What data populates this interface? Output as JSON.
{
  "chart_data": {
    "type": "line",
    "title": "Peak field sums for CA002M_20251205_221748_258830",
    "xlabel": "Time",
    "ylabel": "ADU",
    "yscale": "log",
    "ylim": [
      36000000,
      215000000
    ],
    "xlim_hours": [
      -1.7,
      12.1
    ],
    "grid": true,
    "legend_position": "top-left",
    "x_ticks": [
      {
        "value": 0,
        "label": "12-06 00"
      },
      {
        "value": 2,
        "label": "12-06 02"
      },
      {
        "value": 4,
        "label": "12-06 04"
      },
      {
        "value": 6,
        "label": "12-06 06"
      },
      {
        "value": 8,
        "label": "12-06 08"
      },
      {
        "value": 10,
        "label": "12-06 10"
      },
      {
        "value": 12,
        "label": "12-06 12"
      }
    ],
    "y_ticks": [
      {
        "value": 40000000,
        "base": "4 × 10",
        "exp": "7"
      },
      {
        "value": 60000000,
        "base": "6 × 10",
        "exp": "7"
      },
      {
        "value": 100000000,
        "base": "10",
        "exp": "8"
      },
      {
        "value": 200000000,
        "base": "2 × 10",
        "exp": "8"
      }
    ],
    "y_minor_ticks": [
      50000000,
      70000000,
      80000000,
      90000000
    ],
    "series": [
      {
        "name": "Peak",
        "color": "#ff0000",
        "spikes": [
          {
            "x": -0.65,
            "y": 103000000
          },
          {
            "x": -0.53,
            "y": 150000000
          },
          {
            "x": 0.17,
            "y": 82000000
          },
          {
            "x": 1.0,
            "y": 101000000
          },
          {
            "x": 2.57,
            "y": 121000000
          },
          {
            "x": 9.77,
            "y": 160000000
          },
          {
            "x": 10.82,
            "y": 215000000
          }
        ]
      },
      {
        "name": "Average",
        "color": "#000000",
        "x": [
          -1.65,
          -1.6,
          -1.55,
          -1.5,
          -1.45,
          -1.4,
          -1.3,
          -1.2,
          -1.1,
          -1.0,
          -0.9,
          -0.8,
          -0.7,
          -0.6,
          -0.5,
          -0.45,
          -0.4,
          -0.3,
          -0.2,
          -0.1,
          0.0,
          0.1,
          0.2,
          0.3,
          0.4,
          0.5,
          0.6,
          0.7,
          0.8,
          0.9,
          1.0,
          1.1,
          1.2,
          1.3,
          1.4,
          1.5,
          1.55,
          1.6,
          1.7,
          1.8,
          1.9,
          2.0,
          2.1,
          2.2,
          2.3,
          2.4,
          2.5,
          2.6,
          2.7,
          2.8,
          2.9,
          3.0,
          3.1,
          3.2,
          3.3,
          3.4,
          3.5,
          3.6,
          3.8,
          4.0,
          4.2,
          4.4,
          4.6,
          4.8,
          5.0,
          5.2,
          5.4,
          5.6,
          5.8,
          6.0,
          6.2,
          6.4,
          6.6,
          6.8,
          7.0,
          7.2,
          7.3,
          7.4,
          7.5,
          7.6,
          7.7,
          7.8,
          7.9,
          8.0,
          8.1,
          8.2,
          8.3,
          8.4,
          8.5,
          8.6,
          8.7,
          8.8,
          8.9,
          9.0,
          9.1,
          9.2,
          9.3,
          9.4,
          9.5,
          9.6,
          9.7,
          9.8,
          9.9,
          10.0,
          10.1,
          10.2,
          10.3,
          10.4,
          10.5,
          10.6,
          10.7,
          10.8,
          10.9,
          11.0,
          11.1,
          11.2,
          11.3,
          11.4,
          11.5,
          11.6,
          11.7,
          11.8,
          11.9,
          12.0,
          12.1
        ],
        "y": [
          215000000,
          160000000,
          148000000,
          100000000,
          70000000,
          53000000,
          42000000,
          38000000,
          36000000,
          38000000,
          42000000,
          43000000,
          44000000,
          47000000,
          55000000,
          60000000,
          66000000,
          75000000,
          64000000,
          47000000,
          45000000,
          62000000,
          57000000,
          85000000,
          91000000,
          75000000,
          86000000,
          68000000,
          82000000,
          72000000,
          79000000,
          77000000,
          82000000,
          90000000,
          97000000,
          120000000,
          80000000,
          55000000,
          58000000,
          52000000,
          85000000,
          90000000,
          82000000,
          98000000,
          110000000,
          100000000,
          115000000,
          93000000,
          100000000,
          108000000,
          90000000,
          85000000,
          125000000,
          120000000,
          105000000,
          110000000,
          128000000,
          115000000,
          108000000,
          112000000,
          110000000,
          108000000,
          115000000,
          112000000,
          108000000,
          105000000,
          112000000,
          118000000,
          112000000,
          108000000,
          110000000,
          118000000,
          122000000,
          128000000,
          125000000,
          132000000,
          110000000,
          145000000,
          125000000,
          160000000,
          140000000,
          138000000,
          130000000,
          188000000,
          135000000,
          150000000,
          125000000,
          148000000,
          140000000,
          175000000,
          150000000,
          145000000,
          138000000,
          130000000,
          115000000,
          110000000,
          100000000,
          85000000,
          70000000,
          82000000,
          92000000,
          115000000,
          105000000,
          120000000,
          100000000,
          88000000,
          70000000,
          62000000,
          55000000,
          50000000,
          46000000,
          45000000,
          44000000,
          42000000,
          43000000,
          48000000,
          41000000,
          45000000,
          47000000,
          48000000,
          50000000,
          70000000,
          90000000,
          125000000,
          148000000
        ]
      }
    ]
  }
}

=======

#### Aim
Write the complete data out, exactly as above.

#### Exercise output
What data populates this interface? Output as JSON.
{
  "chart_data": {
    "type": "line",
    "title": "Peak field sums for CA002M_20251205_221748_258830",
    "xlabel": "Time",
    "ylabel": "ADU",
    "yscale": "log",
    "ylim": [
      36000000,
      215000000
    ],
    "xlim_hours": [
      -1.7,
      12.1
    ],
    "grid": true,
    "legend_position": "top-left",
    "x_ticks": [
      {
        "value": 0,
        "label": "12-06 00"
      },
      {
        "value": 2,
        "label": "12-06 02"
      },
      {
        "value": 4,
        "label": "12-06 04"
      },
      {
        "value": 6,
        "label": "12-06 06"
      },
      {
        "value": 8,
        "label": "12-06 08"
      },
      {
        "value": 10,
        "label": "12-06 10"
      },
      {
        "value": 12,
        "label": "12-06 12"
      }
    ],
    "y_ticks": [
      {
        "value": 40000000,
        "base": "4 × 10",
        "exp": "7"
      },
      {
        "value": 60000000,
        "base": "6 × 10",
        "exp": "7"
      },
      {
        "value": 100000000,
        "base": "10",
        "exp": "8"
      },
      {
        "value": 200000000,
        "base": "2 × 10",
        "exp": "8"
      }
    ],
    "y_minor_ticks": [
      50000000,
      70000000,
      80000000,
      90000000
    ],
    "series": [
      {
        "name": "Peak",
        "color": "#ff0000",
        "spikes": [
          {
            "x": -0.65,
            "y": 103000000
          },
          {
            "x": -0.53,
            "y": 150000000
          },
          {
            "x": 0.17,
            "y": 82000000
          },
          {
            "x": 1.0,
            "y": 101000000
          },
          {
            "x": 2.57,
            "y": 121000000
          },
          {
            "x": 9.77,
            "y": 160000000
          },
          {
            "x": 10.82,
            "y": 215000000
          }
        ]
      },
      {
        "name": "Average",
        "color": "#000000",
        "x": [
          -1.65,
          -1.6,
          -1.55,
          -1.5,
          -1.45,
          -1.4,
          -1.3,
          -1.2,
          -1.1,
          -1.0,
          -0.9,
          -0.8,
          -0.7,
          -0.6,
          -0.5,
          -0.45,
          -0.4,
          -0.3,
          -0.2,
          -0.1,
          0.0,
          0.1,
          0.2,
          0.3,
          0.4,
          0.5,
          0.6,
          0.7,
          0.8,
          0.9,
          1.0,
          1.1,
          1.2,
          1.3,
          1.4,
          1.5,
          1.55,
          1.6,
          1.7,
          1.8,
          1.9,
          2.0,
          2.1,
          2.2,
          2.3,
          2.4,
          2.5,
          2.6,
          2.7,
          2.8,
          2.9,
          3.0,
          3.1,
          3.2,
          3.3,
          3.4,
          3.5,
          3.6,
          3.8,
          4.0,
          4.2,
          4.4,
          4.6,
          4.8,
          5.0,
          5.2,
          5.4,
          5.6,
          5.8,
          6.0,
          6.2,
          6.4,
          6.6,
          6.8,
          7.0,
          7.2,
          7.3,
          7.4,
          7.5,
          7.6,
          7.7,
          7.8,
          7.9,
          8.0,
          8.1,
          8.2,
          8.3,
          8.4,
          8.5,
          8.6,
          8.7,
          8.8,
          8.9,
          9.0,
          9.1,
          9.2,
          9.3,
          9.4,
          9.5,
          9.6,
          9.7,
          9.8,
          9.9,
          10.0,
          10.1,
          10.2,
          10.3,
          10.4,
          10.5,
          10.6,
          10.7,
          10.8,
          10.9,
          11.0,
          11.1,
          11.2,
          11.3,
          11.4,
          11.5,
          11.6,
          11.7,
          11.8,
          11.9,
          12.0,
          12.1
        ],
        "y": [
          215000000,
          160000000,
          148000000,
          100000000,
          70000000,
          53000000,
          42000000,
          38000000,
          36000000,
          38000000,
          42000000,
          43000000,
          44000000,
          47000000,
          55000000,
          60000000,
          66000000,
          75000000,
          64000000,
          47000000,
          45000000,
          62000000,
          57000000,
          85000000,
          91000000,
          75000000,
          86000000,
          68000000,
          82000000,
          72000000,
          79000000,
          77000000,
          82000000,
          90000000,
          97000000,
          120000000,
          80000000,
          55000000,
          58000000,
          52000000,
          85000000,
          90000000,
          82000000,
          98000000,
          110000000,
          100000000,
          115000000,
          93000000,
          100000000,
          108000000,
          90000000,
          85000000,
          125000000,
          120000000,
          105000000,
          110000000,
          128000000,
          115000000,
          108000000,
          112000000,
          110000000,
          108000000,
          115000000,
          112000000,
          108000000,
          105000000,
          112000000,
          118000000,
          112000000,
          108000000,
          110000000,
          118000000,
          122000000,
          128000000,
          125000000,
          132000000,
          110000000,
          145000000,
          125000000,
          160000000,
          140000000,
          138000000,
          130000000,
          188000000,
          135000000,
          150000000,
          125000000,
          148000000,
          140000000,
          175000000,
          150000000,
          145000000,
          138000000,
          130000000,
          115000000,
          110000000,
          100000000,
          85000000,
          70000000,
          82000000,
          92000000,
          115000000,
          105000000,
          120000000,
          100000000,
          88000000,
          70000000,
          62000000,
          55000000,
          50000000,
          46000000,
          45000000,
          44000000,
          42000000,
          43000000,
          48000000,
          41000000,
          45000000,
          47000000,
          48000000,
          50000000,
          70000000,
          90000000,
          125000000,
          148000000
        ]
      }
    ]
  }
}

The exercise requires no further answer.